Restate the data below word for word, keeping each line intact.

(Dataset excerpts)
========

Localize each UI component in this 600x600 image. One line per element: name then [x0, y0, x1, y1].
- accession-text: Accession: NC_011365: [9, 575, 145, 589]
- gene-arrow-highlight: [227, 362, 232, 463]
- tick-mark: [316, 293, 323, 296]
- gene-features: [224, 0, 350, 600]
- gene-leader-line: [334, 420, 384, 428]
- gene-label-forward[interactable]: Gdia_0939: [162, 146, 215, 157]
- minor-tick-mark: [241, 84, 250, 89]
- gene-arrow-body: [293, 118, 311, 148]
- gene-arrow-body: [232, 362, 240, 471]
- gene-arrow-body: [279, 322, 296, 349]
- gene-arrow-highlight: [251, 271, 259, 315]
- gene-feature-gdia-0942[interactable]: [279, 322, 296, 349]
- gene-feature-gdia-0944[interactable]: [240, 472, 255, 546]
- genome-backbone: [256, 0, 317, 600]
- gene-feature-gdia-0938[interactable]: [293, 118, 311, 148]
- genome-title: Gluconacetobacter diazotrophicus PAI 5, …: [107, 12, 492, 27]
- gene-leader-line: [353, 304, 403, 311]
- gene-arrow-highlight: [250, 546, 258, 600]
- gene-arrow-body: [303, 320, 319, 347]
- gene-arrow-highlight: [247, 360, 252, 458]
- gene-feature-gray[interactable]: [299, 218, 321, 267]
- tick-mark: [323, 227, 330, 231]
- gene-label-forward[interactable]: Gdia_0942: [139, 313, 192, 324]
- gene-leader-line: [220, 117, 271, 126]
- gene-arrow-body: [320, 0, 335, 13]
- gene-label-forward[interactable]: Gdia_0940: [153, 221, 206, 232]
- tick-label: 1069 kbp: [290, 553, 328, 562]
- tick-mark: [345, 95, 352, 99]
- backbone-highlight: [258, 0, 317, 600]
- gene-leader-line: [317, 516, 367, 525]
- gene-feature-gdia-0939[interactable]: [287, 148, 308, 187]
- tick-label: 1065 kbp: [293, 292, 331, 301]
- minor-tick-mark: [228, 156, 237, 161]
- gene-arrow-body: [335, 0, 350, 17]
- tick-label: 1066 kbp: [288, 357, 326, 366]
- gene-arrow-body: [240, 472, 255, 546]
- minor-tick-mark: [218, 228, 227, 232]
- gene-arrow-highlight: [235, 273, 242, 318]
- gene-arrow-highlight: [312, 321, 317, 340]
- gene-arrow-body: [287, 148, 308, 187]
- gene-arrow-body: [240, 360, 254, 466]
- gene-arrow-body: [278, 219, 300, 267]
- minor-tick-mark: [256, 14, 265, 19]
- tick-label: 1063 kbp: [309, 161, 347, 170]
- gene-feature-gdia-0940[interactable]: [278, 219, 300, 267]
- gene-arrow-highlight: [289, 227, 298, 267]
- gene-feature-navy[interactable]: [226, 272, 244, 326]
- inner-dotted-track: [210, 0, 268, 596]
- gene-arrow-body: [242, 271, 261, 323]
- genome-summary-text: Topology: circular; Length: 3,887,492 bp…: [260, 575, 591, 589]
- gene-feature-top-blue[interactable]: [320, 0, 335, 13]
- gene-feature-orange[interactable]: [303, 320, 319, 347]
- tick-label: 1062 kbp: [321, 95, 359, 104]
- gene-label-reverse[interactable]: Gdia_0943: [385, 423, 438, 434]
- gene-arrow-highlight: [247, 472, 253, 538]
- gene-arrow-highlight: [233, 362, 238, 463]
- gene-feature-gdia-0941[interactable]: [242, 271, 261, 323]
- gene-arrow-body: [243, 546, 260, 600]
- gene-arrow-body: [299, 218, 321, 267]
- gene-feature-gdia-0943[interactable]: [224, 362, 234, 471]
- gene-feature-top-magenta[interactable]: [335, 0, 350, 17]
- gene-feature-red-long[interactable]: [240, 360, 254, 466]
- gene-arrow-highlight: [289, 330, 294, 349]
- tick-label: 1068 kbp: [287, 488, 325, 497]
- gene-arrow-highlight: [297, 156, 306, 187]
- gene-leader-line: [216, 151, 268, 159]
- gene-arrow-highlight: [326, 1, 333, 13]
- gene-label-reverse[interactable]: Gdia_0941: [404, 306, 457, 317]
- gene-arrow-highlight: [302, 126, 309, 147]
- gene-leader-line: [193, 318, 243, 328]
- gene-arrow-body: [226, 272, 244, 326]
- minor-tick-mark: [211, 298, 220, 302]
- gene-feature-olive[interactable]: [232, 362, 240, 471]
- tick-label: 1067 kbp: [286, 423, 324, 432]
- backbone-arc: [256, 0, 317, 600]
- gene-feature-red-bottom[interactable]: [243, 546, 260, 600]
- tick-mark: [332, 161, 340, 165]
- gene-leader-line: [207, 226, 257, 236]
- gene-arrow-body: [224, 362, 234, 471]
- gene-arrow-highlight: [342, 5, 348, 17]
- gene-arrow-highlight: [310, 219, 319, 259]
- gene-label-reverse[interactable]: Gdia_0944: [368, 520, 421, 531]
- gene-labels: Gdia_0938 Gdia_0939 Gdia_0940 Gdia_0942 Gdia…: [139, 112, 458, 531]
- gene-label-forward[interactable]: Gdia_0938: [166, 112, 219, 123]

========

**Answer to the exercise**
Localize each UI component in this 600x600 image. One line per element: name then [x0, y0, x1, y1].
- accession-text: Accession: NC_011365: [9, 575, 145, 589]
- gene-arrow-highlight: [227, 362, 232, 463]
- tick-mark: [316, 293, 323, 296]
- gene-features: [224, 0, 350, 600]
- gene-leader-line: [334, 420, 384, 428]
- gene-label-forward[interactable]: Gdia_0939: [162, 146, 215, 157]
- minor-tick-mark: [241, 84, 250, 89]
- gene-arrow-body: [293, 118, 311, 148]
- gene-arrow-body: [232, 362, 240, 471]
- gene-arrow-body: [279, 322, 296, 349]
- gene-arrow-highlight: [251, 271, 259, 315]
- gene-feature-gdia-0942[interactable]: [279, 322, 296, 349]
- gene-feature-gdia-0944[interactable]: [240, 472, 255, 546]
- genome-backbone: [256, 0, 317, 600]
- gene-feature-gdia-0938[interactable]: [293, 118, 311, 148]
- genome-title: Gluconacetobacter diazotrophicus PAI 5, …: [107, 12, 492, 27]
- gene-leader-line: [353, 304, 403, 311]
- gene-arrow-highlight: [250, 546, 258, 600]
- gene-arrow-body: [303, 320, 319, 347]
- gene-arrow-highlight: [247, 360, 252, 458]
- gene-feature-gray[interactable]: [299, 218, 321, 267]
- tick-mark: [323, 227, 330, 231]
- gene-label-forward[interactable]: Gdia_0942: [139, 313, 192, 324]
- gene-leader-line: [220, 117, 271, 126]
- gene-arrow-body: [320, 0, 335, 13]
- gene-label-forward[interactable]: Gdia_0940: [153, 221, 206, 232]
- tick-label: 1069 kbp: [290, 553, 328, 562]
- tick-mark: [345, 95, 352, 99]
- backbone-highlight: [258, 0, 317, 600]
- gene-leader-line: [317, 516, 367, 525]
- gene-feature-gdia-0939[interactable]: [287, 148, 308, 187]
- tick-label: 1065 kbp: [293, 292, 331, 301]
- minor-tick-mark: [228, 156, 237, 161]
- gene-arrow-body: [335, 0, 350, 17]
- tick-label: 1066 kbp: [288, 357, 326, 366]
- gene-arrow-body: [240, 472, 255, 546]
- minor-tick-mark: [218, 228, 227, 232]
- gene-arrow-highlight: [235, 273, 242, 318]
- gene-arrow-highlight: [312, 321, 317, 340]
- gene-arrow-body: [287, 148, 308, 187]
- gene-arrow-body: [240, 360, 254, 466]
- gene-arrow-body: [278, 219, 300, 267]
- minor-tick-mark: [256, 14, 265, 19]
- tick-label: 1063 kbp: [309, 161, 347, 170]
- gene-feature-gdia-0940[interactable]: [278, 219, 300, 267]
- gene-arrow-highlight: [289, 227, 298, 267]
- gene-feature-navy[interactable]: [226, 272, 244, 326]
- inner-dotted-track: [210, 0, 268, 596]
- gene-arrow-body: [242, 271, 261, 323]
- genome-summary-text: Topology: circular; Length: 3,887,492 bp…: [260, 575, 591, 589]
- gene-feature-top-blue[interactable]: [320, 0, 335, 13]
- gene-feature-orange[interactable]: [303, 320, 319, 347]
- tick-label: 1062 kbp: [321, 95, 359, 104]
- gene-label-reverse[interactable]: Gdia_0943: [385, 423, 438, 434]
- gene-arrow-highlight: [247, 472, 253, 538]
- gene-arrow-highlight: [233, 362, 238, 463]
- gene-feature-gdia-0941[interactable]: [242, 271, 261, 323]
- gene-arrow-body: [243, 546, 260, 600]
- gene-arrow-body: [299, 218, 321, 267]
- gene-feature-gdia-0943[interactable]: [224, 362, 234, 471]
- gene-feature-top-magenta[interactable]: [335, 0, 350, 17]
- gene-feature-red-long[interactable]: [240, 360, 254, 466]
- gene-arrow-highlight: [289, 330, 294, 349]
- tick-label: 1068 kbp: [287, 488, 325, 497]
- gene-arrow-highlight: [297, 156, 306, 187]
- gene-leader-line: [216, 151, 268, 159]
- gene-arrow-highlight: [326, 1, 333, 13]
- gene-label-reverse[interactable]: Gdia_0941: [404, 306, 457, 317]
- gene-arrow-highlight: [302, 126, 309, 147]
- gene-leader-line: [193, 318, 243, 328]
- gene-arrow-body: [226, 272, 244, 326]
- minor-tick-mark: [211, 298, 220, 302]
- gene-feature-olive[interactable]: [232, 362, 240, 471]
- tick-label: 1067 kbp: [286, 423, 324, 432]
- backbone-arc: [256, 0, 317, 600]
- gene-feature-red-bottom[interactable]: [243, 546, 260, 600]
- tick-mark: [332, 161, 340, 165]
- gene-leader-line: [207, 226, 257, 236]
- gene-arrow-body: [224, 362, 234, 471]
- gene-arrow-highlight: [342, 5, 348, 17]
- gene-arrow-highlight: [310, 219, 319, 259]
- gene-label-reverse[interactable]: Gdia_0944: [368, 520, 421, 531]
- gene-labels: Gdia_0938 Gdia_0939 Gdia_0940 Gdia_0942 Gdia…: [139, 112, 458, 531]
- gene-label-forward[interactable]: Gdia_0938: [166, 112, 219, 123]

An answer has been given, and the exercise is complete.